Go through the listing below and list every line with "nouvelles".

■ Exercise materials ■
+===+

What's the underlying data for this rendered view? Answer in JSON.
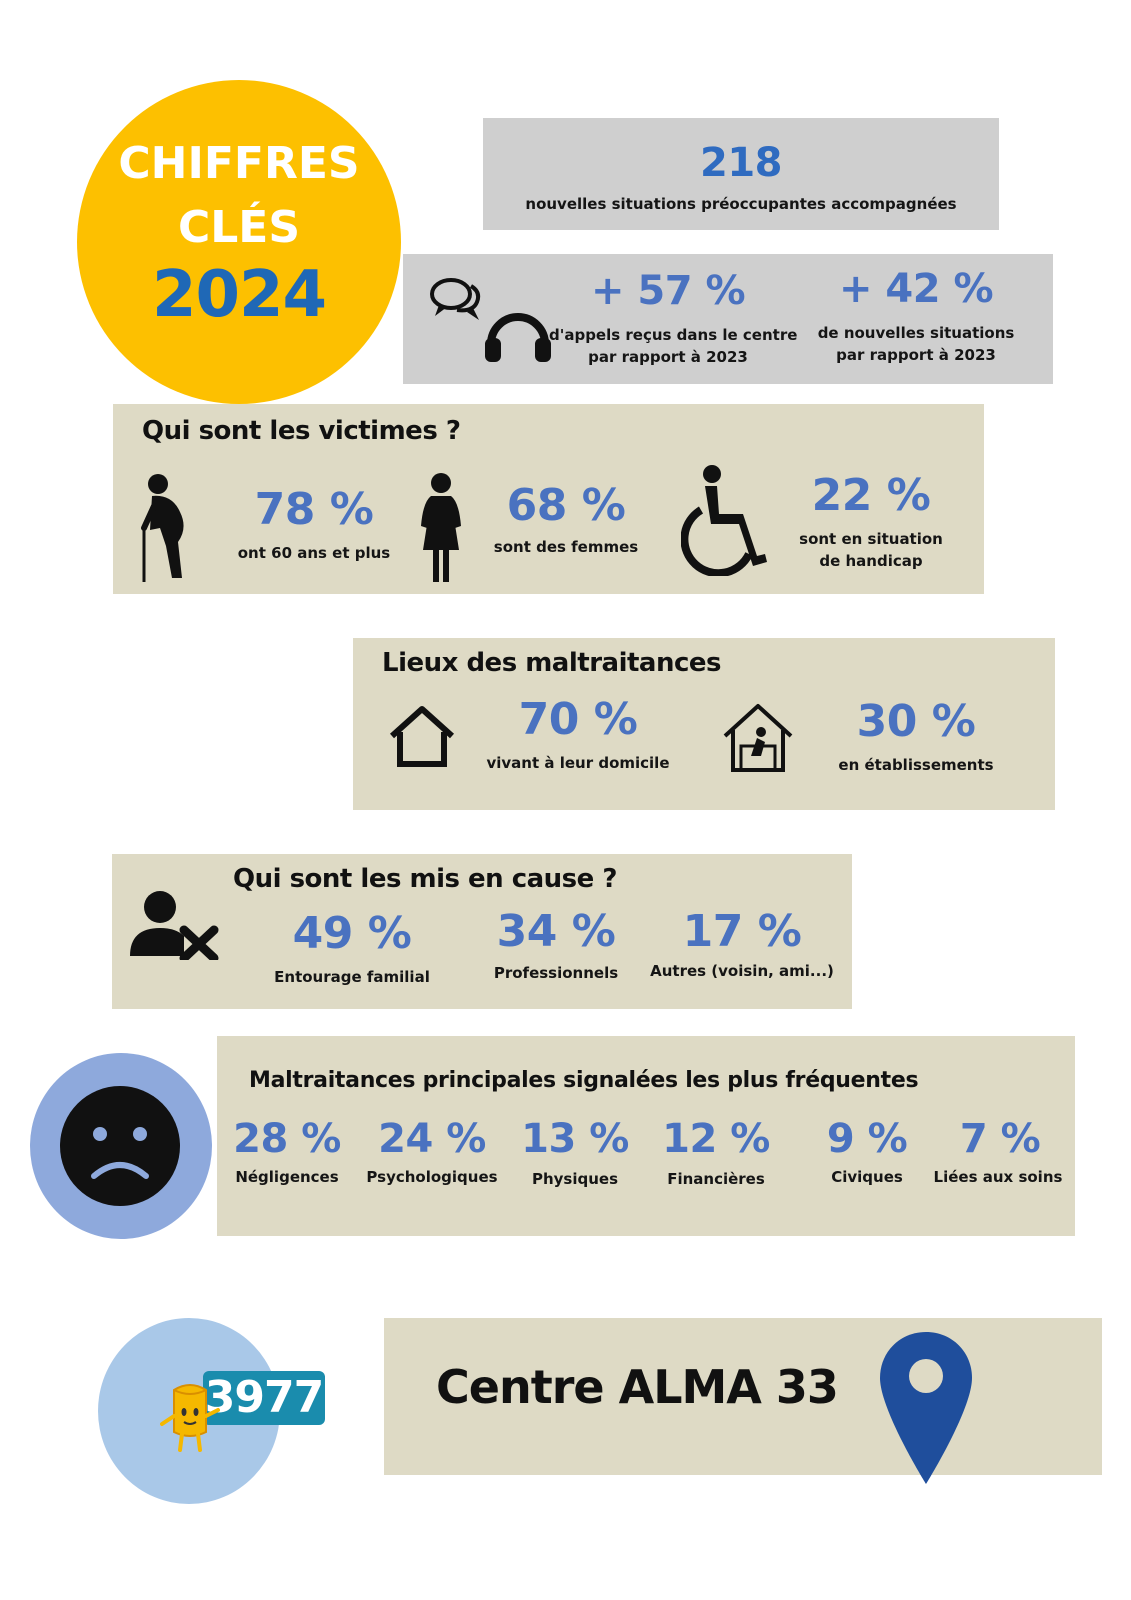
{
  "header": {
    "line1": "CHIFFRES",
    "line2": "CLÉS",
    "year": "2024"
  },
  "stat_new": {
    "value": "218",
    "label": "nouvelles situations préoccupantes accompagnées"
  },
  "stat_calls": {
    "value": "+ 57 %",
    "label_line1": "d'appels reçus dans le centre",
    "label_line2": "par rapport à 2023"
  },
  "stat_situations": {
    "value": "+ 42 %",
    "label_line1": "de nouvelles situations",
    "label_line2": "par rapport à 2023"
  },
  "victims": {
    "title": "Qui sont les victimes ?",
    "items": [
      {
        "value": "78 %",
        "label_line1": "ont 60 ans et plus",
        "label_line2": ""
      },
      {
        "value": "68 %",
        "label_line1": "sont des femmes",
        "label_line2": ""
      },
      {
        "value": "22 %",
        "label_line1": "sont en situation",
        "label_line2": "de handicap"
      }
    ]
  },
  "places": {
    "title": "Lieux des maltraitances",
    "items": [
      {
        "value": "70 %",
        "label": "vivant à leur domicile"
      },
      {
        "value": "30 %",
        "label": "en établissements"
      }
    ]
  },
  "accused": {
    "title": "Qui sont les mis en cause ?",
    "items": [
      {
        "value": "49 %",
        "label": "Entourage familial"
      },
      {
        "value": "34 %",
        "label": "Professionnels"
      },
      {
        "value": "17 %",
        "label": "Autres (voisin, ami...)"
      }
    ]
  },
  "abuse": {
    "title": "Maltraitances principales signalées les plus fréquentes",
    "items": [
      {
        "value": "28 %",
        "label": "Négligences"
      },
      {
        "value": "24 %",
        "label": "Psychologiques"
      },
      {
        "value": "13 %",
        "label": "Physiques"
      },
      {
        "value": "12 %",
        "label": "Financières"
      },
      {
        "value": "9 %",
        "label": "Civiques"
      },
      {
        "value": "7 %",
        "label": "Liées aux soins"
      }
    ]
  },
  "footer": {
    "badge": "3977",
    "center": "Centre ALMA 33"
  },
  "icons": {
    "chat": "chat-bubbles-icon",
    "headset": "headset-icon",
    "elderly": "elderly-person-icon",
    "woman": "woman-icon",
    "wheelchair": "wheelchair-icon",
    "home": "home-icon",
    "institution": "care-home-icon",
    "user_x": "user-remove-icon",
    "sad": "sad-face-icon",
    "mascot": "mascot-icon",
    "pin": "location-pin-icon"
  },
  "colors": {
    "yellow": "#fdc000",
    "blue_text": "#4a72c0",
    "year_blue": "#1f68b6",
    "gray_box": "#cfcfcf",
    "beige_box": "#dedac5",
    "pin_blue": "#1f4e9c",
    "badge_teal": "#1a8cad"
  }
}
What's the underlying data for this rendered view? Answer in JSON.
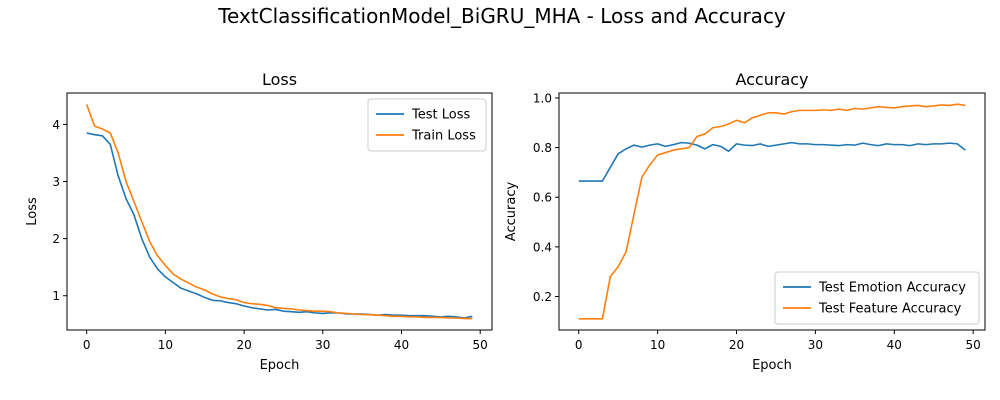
{
  "figure": {
    "title": "TextClassificationModel_BiGRU_MHA - Loss and Accuracy"
  },
  "chart_data": [
    {
      "type": "line",
      "title": "Loss",
      "xlabel": "Epoch",
      "ylabel": "Loss",
      "xlim": [
        -2.5,
        51.5
      ],
      "ylim": [
        0.4,
        4.55
      ],
      "xticks": [
        "0",
        "10",
        "20",
        "30",
        "40",
        "50"
      ],
      "yticks": [
        "1",
        "2",
        "3",
        "4"
      ],
      "legend": "upper-right",
      "grid": false,
      "series": [
        {
          "name": "Test Loss",
          "color": "#1f77b4",
          "x": [
            0,
            1,
            2,
            3,
            4,
            5,
            6,
            7,
            8,
            9,
            10,
            11,
            12,
            13,
            14,
            15,
            16,
            17,
            18,
            19,
            20,
            21,
            22,
            23,
            24,
            25,
            26,
            27,
            28,
            29,
            30,
            31,
            32,
            33,
            34,
            35,
            36,
            37,
            38,
            39,
            40,
            41,
            42,
            43,
            44,
            45,
            46,
            47,
            48,
            49
          ],
          "values": [
            3.85,
            3.82,
            3.8,
            3.65,
            3.1,
            2.7,
            2.42,
            2.0,
            1.68,
            1.47,
            1.33,
            1.23,
            1.13,
            1.08,
            1.03,
            0.97,
            0.92,
            0.91,
            0.88,
            0.86,
            0.82,
            0.79,
            0.77,
            0.75,
            0.76,
            0.73,
            0.72,
            0.71,
            0.72,
            0.7,
            0.69,
            0.7,
            0.7,
            0.68,
            0.68,
            0.68,
            0.67,
            0.66,
            0.67,
            0.66,
            0.66,
            0.65,
            0.65,
            0.65,
            0.64,
            0.63,
            0.64,
            0.63,
            0.61,
            0.64
          ]
        },
        {
          "name": "Train Loss",
          "color": "#ff7f0e",
          "x": [
            0,
            1,
            2,
            3,
            4,
            5,
            6,
            7,
            8,
            9,
            10,
            11,
            12,
            13,
            14,
            15,
            16,
            17,
            18,
            19,
            20,
            21,
            22,
            23,
            24,
            25,
            26,
            27,
            28,
            29,
            30,
            31,
            32,
            33,
            34,
            35,
            36,
            37,
            38,
            39,
            40,
            41,
            42,
            43,
            44,
            45,
            46,
            47,
            48,
            49
          ],
          "values": [
            4.35,
            3.97,
            3.92,
            3.85,
            3.5,
            3.0,
            2.65,
            2.3,
            1.95,
            1.7,
            1.53,
            1.38,
            1.29,
            1.22,
            1.15,
            1.1,
            1.03,
            0.98,
            0.95,
            0.93,
            0.88,
            0.86,
            0.85,
            0.83,
            0.79,
            0.78,
            0.77,
            0.75,
            0.74,
            0.73,
            0.73,
            0.72,
            0.7,
            0.69,
            0.68,
            0.67,
            0.67,
            0.66,
            0.65,
            0.64,
            0.64,
            0.63,
            0.63,
            0.62,
            0.62,
            0.62,
            0.61,
            0.61,
            0.6,
            0.6
          ]
        }
      ]
    },
    {
      "type": "line",
      "title": "Accuracy",
      "xlabel": "Epoch",
      "ylabel": "Accuracy",
      "xlim": [
        -2.5,
        51.5
      ],
      "ylim": [
        0.065,
        1.02
      ],
      "xticks": [
        "0",
        "10",
        "20",
        "30",
        "40",
        "50"
      ],
      "yticks": [
        "0.2",
        "0.4",
        "0.6",
        "0.8",
        "1.0"
      ],
      "legend": "lower-right",
      "grid": false,
      "series": [
        {
          "name": "Test Emotion Accuracy",
          "color": "#1f77b4",
          "x": [
            0,
            1,
            2,
            3,
            4,
            5,
            6,
            7,
            8,
            9,
            10,
            11,
            12,
            13,
            14,
            15,
            16,
            17,
            18,
            19,
            20,
            21,
            22,
            23,
            24,
            25,
            26,
            27,
            28,
            29,
            30,
            31,
            32,
            33,
            34,
            35,
            36,
            37,
            38,
            39,
            40,
            41,
            42,
            43,
            44,
            45,
            46,
            47,
            48,
            49
          ],
          "values": [
            0.665,
            0.665,
            0.665,
            0.665,
            0.72,
            0.775,
            0.795,
            0.81,
            0.802,
            0.81,
            0.815,
            0.805,
            0.812,
            0.82,
            0.818,
            0.81,
            0.795,
            0.812,
            0.805,
            0.785,
            0.815,
            0.81,
            0.808,
            0.815,
            0.805,
            0.81,
            0.815,
            0.82,
            0.815,
            0.815,
            0.812,
            0.812,
            0.81,
            0.808,
            0.812,
            0.81,
            0.818,
            0.812,
            0.808,
            0.815,
            0.812,
            0.812,
            0.808,
            0.815,
            0.812,
            0.815,
            0.815,
            0.818,
            0.815,
            0.79
          ]
        },
        {
          "name": "Test Feature Accuracy",
          "color": "#ff7f0e",
          "x": [
            0,
            1,
            2,
            3,
            4,
            5,
            6,
            7,
            8,
            9,
            10,
            11,
            12,
            13,
            14,
            15,
            16,
            17,
            18,
            19,
            20,
            21,
            22,
            23,
            24,
            25,
            26,
            27,
            28,
            29,
            30,
            31,
            32,
            33,
            34,
            35,
            36,
            37,
            38,
            39,
            40,
            41,
            42,
            43,
            44,
            45,
            46,
            47,
            48,
            49
          ],
          "values": [
            0.11,
            0.11,
            0.11,
            0.11,
            0.28,
            0.32,
            0.38,
            0.53,
            0.68,
            0.73,
            0.77,
            0.78,
            0.79,
            0.795,
            0.8,
            0.845,
            0.855,
            0.88,
            0.885,
            0.895,
            0.91,
            0.9,
            0.92,
            0.93,
            0.94,
            0.94,
            0.935,
            0.945,
            0.95,
            0.95,
            0.95,
            0.952,
            0.95,
            0.955,
            0.95,
            0.958,
            0.955,
            0.96,
            0.965,
            0.962,
            0.96,
            0.965,
            0.968,
            0.97,
            0.965,
            0.968,
            0.972,
            0.97,
            0.975,
            0.97
          ]
        }
      ]
    }
  ]
}
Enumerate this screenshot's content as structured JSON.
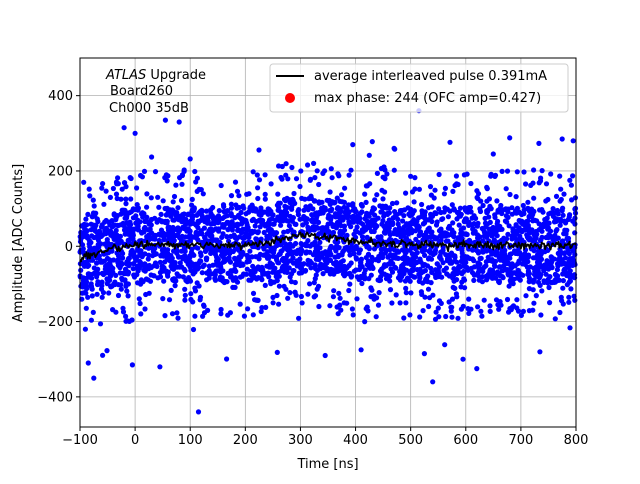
{
  "chart_data": {
    "type": "scatter",
    "title": "",
    "xlabel": "Time [ns]",
    "ylabel": "Amplitude [ADC Counts]",
    "xlim": [
      -100,
      800
    ],
    "ylim": [
      -480,
      500
    ],
    "x_ticks": [
      -100,
      0,
      100,
      200,
      300,
      400,
      500,
      600,
      700,
      800
    ],
    "y_ticks": [
      -400,
      -200,
      0,
      200,
      400
    ],
    "x_tick_labels": [
      "−100",
      "0",
      "100",
      "200",
      "300",
      "400",
      "500",
      "600",
      "700",
      "800"
    ],
    "y_tick_labels": [
      "−400",
      "−200",
      "0",
      "200",
      "400"
    ],
    "grid": true,
    "annotation": {
      "experiment": "ATLAS",
      "experiment_suffix": " Upgrade",
      "board": "Board260",
      "channel": "Ch000 35dB"
    },
    "legend": {
      "position": "top-right",
      "entries": [
        {
          "label": "average interleaved pulse 0.391mA",
          "color": "#000000",
          "marker": "line"
        },
        {
          "label": "max phase: 244 (OFC amp=0.427)",
          "color": "#ff0000",
          "marker": "dot"
        }
      ]
    },
    "series": [
      {
        "name": "average interleaved pulse 0.391mA",
        "kind": "line",
        "color": "#000000",
        "x": [
          -100,
          -80,
          -60,
          -40,
          -20,
          0,
          20,
          40,
          60,
          80,
          100,
          120,
          140,
          160,
          180,
          200,
          220,
          240,
          260,
          280,
          300,
          320,
          340,
          360,
          380,
          400,
          420,
          440,
          460,
          480,
          500,
          520,
          540,
          560,
          580,
          600,
          620,
          640,
          660,
          680,
          700,
          720,
          740,
          760,
          780,
          800
        ],
        "y": [
          -32,
          -22,
          -14,
          -9,
          -3,
          2,
          4,
          5,
          6,
          5,
          5,
          4,
          3,
          3,
          4,
          4,
          6,
          12,
          18,
          24,
          28,
          29,
          27,
          23,
          18,
          14,
          11,
          8,
          6,
          6,
          5,
          4,
          3,
          4,
          3,
          3,
          3,
          2,
          2,
          3,
          2,
          3,
          2,
          3,
          3,
          3
        ]
      },
      {
        "name": "",
        "kind": "scatter",
        "color": "#0000ff",
        "x_range": [
          -100,
          800
        ],
        "core_half_width": 100,
        "envelope_half_width": 200,
        "outliers": [
          {
            "x": -20,
            "y": 315
          },
          {
            "x": 0,
            "y": 300
          },
          {
            "x": 55,
            "y": 335
          },
          {
            "x": 80,
            "y": 330
          },
          {
            "x": 515,
            "y": 360
          },
          {
            "x": 395,
            "y": 270
          },
          {
            "x": 470,
            "y": 260
          },
          {
            "x": 650,
            "y": 245
          },
          {
            "x": 775,
            "y": 285
          },
          {
            "x": 795,
            "y": 280
          },
          {
            "x": 30,
            "y": 237
          },
          {
            "x": 100,
            "y": 232
          },
          {
            "x": 115,
            "y": -440
          },
          {
            "x": 540,
            "y": -360
          },
          {
            "x": -75,
            "y": -350
          },
          {
            "x": 620,
            "y": -325
          },
          {
            "x": -85,
            "y": -310
          },
          {
            "x": 45,
            "y": -320
          },
          {
            "x": -5,
            "y": -315
          },
          {
            "x": 345,
            "y": -290
          },
          {
            "x": 410,
            "y": -275
          },
          {
            "x": 258,
            "y": -282
          },
          {
            "x": 595,
            "y": -300
          },
          {
            "x": 525,
            "y": -285
          }
        ]
      },
      {
        "name": "max phase: 244 (OFC amp=0.427)",
        "kind": "marker",
        "color": "#ff0000",
        "x": [],
        "y": []
      }
    ]
  }
}
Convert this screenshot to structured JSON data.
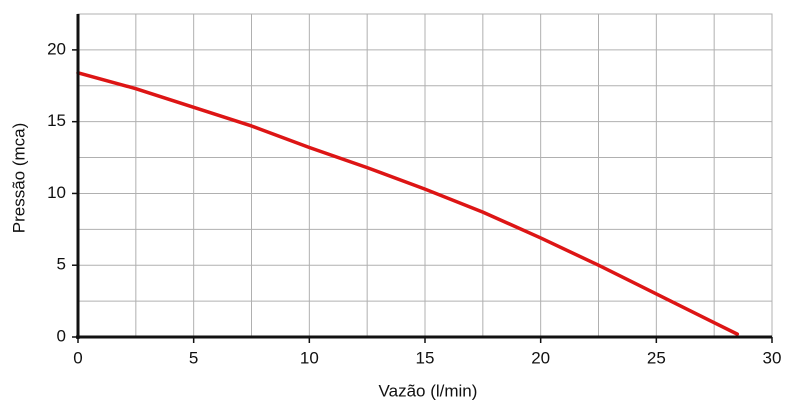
{
  "chart_data": {
    "type": "line",
    "x_label": "Vazão  (l/min)",
    "y_label": "Pressão (mca)",
    "x": [
      0,
      2.5,
      5,
      7.5,
      10,
      12.5,
      15,
      17.5,
      20,
      22.5,
      25,
      27.5,
      28.5
    ],
    "series": [
      {
        "name": "curve",
        "color": "#dd1515",
        "values": [
          18.4,
          17.3,
          16.0,
          14.7,
          13.2,
          11.8,
          10.3,
          8.7,
          6.9,
          5.0,
          3.0,
          1.0,
          0.2
        ]
      }
    ],
    "xlim": [
      0,
      30
    ],
    "ylim": [
      0,
      22.5
    ],
    "xticks": [
      0,
      5,
      10,
      15,
      20,
      25,
      30
    ],
    "yticks": [
      0,
      5,
      10,
      15,
      20
    ],
    "x_minor_ticks": [
      2.5,
      7.5,
      12.5,
      17.5,
      22.5,
      27.5
    ],
    "y_minor_ticks": [
      2.5,
      7.5,
      12.5,
      17.5,
      22.5
    ],
    "grid": true
  }
}
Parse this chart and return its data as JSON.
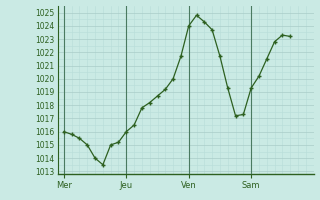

+===+

■ Task output ■
    "label": "nouvelles situations préoccupantes accompagnées"
    "label_line1": "de nouvelles situations",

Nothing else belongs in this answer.